- [Given problem] Return each line of the listing that contains the string "Marítima".

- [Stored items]
--- START ---

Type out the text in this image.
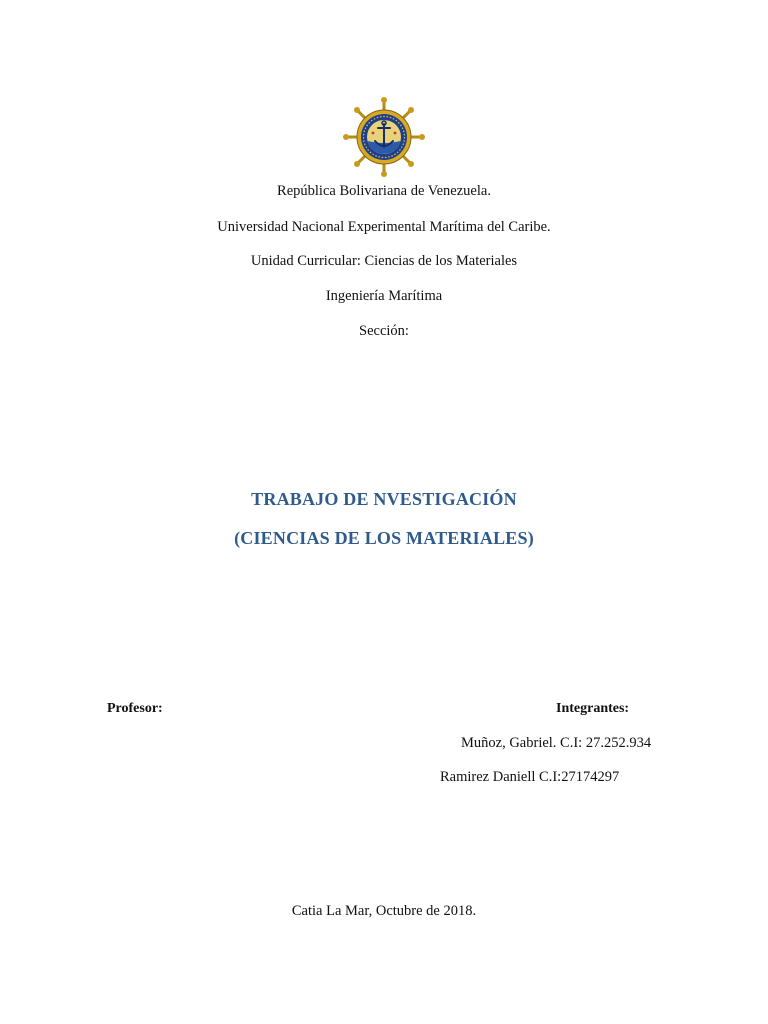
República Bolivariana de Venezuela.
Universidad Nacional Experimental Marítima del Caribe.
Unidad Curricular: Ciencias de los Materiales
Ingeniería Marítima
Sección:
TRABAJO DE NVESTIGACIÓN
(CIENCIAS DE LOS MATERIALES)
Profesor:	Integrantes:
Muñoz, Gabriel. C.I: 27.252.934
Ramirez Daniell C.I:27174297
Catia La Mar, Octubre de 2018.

--- END ---
--- START ---

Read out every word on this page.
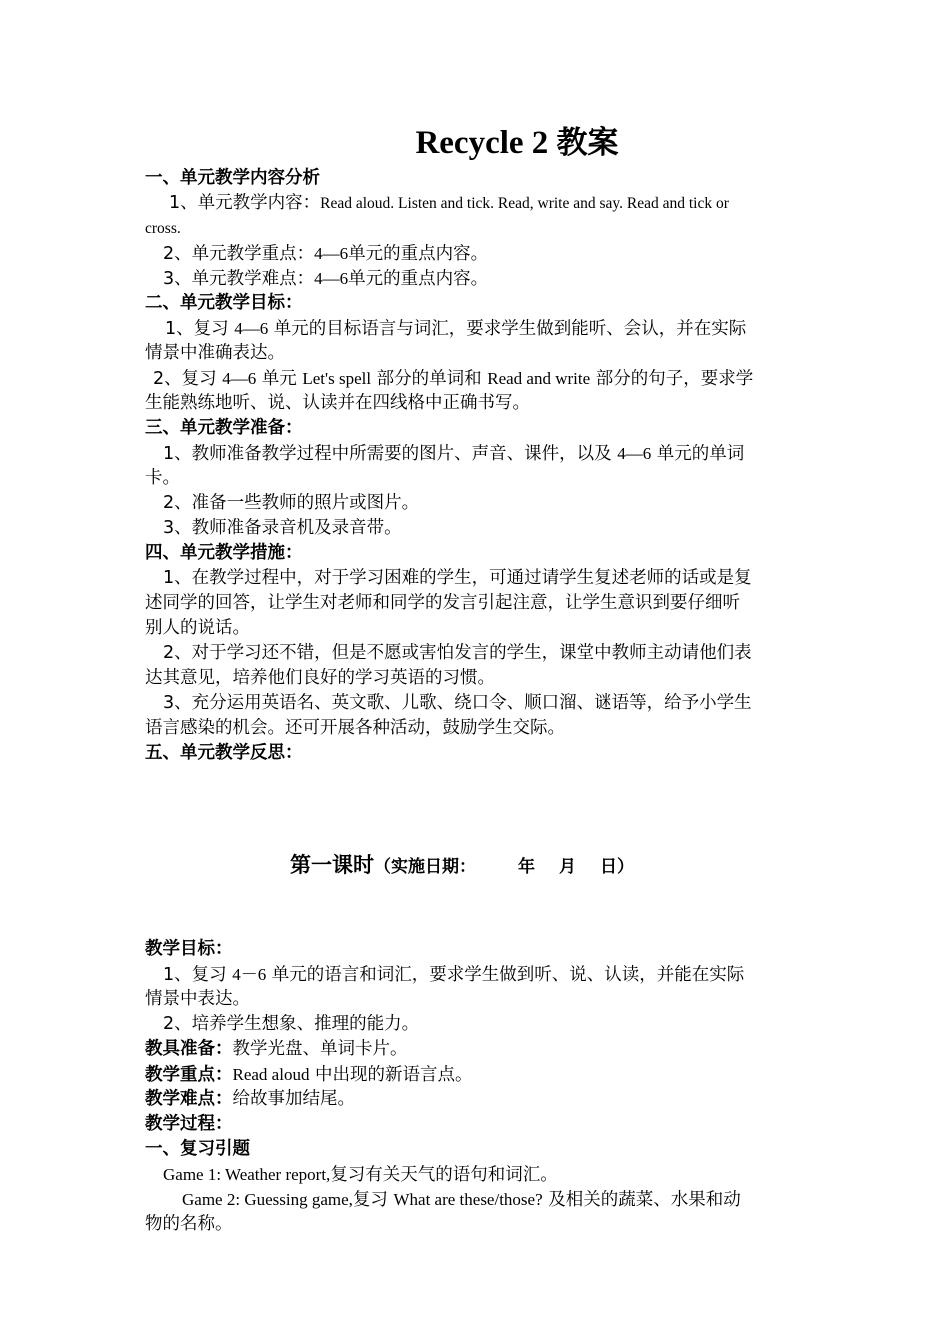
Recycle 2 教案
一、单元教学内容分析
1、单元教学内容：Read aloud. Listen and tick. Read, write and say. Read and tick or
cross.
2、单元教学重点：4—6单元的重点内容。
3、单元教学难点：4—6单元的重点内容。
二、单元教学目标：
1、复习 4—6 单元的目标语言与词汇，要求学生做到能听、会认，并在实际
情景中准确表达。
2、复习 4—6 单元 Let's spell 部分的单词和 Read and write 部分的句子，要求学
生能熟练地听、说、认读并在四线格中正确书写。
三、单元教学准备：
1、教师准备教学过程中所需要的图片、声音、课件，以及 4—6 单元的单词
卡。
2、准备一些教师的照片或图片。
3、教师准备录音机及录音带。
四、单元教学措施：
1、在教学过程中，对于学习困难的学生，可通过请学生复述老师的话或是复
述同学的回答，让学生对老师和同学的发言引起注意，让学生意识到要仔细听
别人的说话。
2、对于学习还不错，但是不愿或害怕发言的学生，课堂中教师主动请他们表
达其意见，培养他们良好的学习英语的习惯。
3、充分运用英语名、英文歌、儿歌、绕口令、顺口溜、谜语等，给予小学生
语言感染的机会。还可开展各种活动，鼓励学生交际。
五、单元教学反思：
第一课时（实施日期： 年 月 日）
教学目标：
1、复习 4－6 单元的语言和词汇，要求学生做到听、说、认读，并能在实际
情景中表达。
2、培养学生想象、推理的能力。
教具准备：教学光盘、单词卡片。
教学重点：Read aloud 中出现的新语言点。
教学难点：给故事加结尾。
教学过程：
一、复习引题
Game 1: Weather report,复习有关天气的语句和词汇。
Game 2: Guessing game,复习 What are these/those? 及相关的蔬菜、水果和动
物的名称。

--- END ---
--- START ---

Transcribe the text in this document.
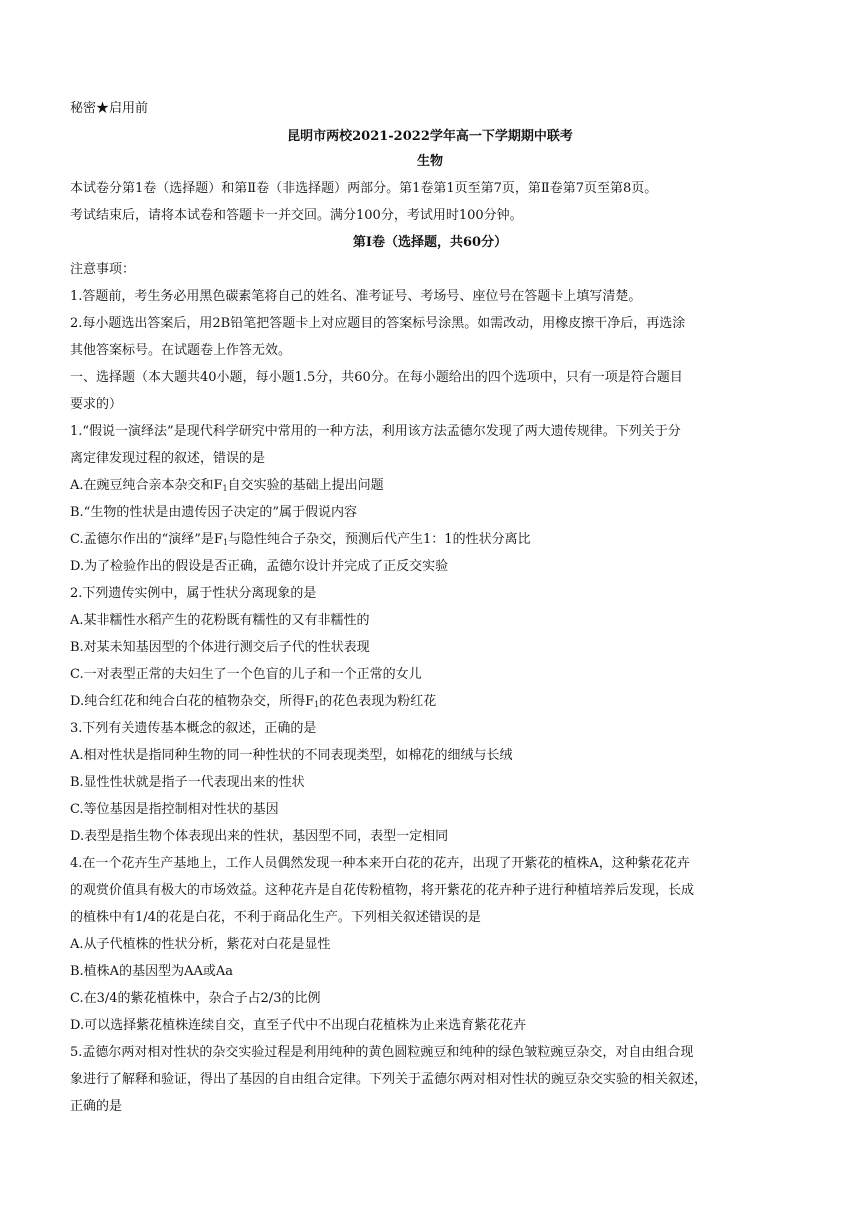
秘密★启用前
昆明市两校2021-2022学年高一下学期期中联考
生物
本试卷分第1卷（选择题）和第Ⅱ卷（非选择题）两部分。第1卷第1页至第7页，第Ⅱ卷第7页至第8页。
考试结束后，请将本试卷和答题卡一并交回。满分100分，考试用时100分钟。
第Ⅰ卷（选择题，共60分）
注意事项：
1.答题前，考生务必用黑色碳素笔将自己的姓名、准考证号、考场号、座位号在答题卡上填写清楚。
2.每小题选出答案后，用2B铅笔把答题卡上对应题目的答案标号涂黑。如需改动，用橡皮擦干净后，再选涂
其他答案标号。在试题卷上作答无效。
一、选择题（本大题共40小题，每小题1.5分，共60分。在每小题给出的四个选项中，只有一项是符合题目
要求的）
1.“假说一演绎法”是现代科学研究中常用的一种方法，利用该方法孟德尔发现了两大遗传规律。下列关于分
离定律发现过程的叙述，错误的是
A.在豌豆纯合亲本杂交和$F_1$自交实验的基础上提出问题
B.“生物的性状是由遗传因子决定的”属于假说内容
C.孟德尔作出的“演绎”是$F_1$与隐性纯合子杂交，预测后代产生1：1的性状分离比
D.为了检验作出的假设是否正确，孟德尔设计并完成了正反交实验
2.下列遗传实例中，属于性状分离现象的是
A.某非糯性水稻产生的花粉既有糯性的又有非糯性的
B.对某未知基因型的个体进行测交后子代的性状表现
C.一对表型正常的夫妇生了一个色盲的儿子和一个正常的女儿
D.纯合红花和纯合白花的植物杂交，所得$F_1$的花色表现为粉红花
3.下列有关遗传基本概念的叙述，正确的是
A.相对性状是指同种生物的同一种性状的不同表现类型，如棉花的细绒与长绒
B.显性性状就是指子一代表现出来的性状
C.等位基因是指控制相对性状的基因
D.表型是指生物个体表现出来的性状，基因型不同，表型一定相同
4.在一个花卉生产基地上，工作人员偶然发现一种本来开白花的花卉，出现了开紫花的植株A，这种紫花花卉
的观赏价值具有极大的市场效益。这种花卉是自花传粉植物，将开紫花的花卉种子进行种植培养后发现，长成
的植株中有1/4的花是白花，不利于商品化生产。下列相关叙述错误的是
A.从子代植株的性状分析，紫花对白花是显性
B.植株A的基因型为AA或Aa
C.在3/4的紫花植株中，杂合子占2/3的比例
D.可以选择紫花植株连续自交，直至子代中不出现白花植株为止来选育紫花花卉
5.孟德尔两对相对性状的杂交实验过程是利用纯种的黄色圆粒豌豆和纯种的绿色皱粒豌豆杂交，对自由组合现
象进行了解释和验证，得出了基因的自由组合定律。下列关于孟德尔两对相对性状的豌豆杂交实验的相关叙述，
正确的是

--- END ---

- [Full response]
Universidad Nacional Experimental Marítima del Caribe.
Ingeniería Marítima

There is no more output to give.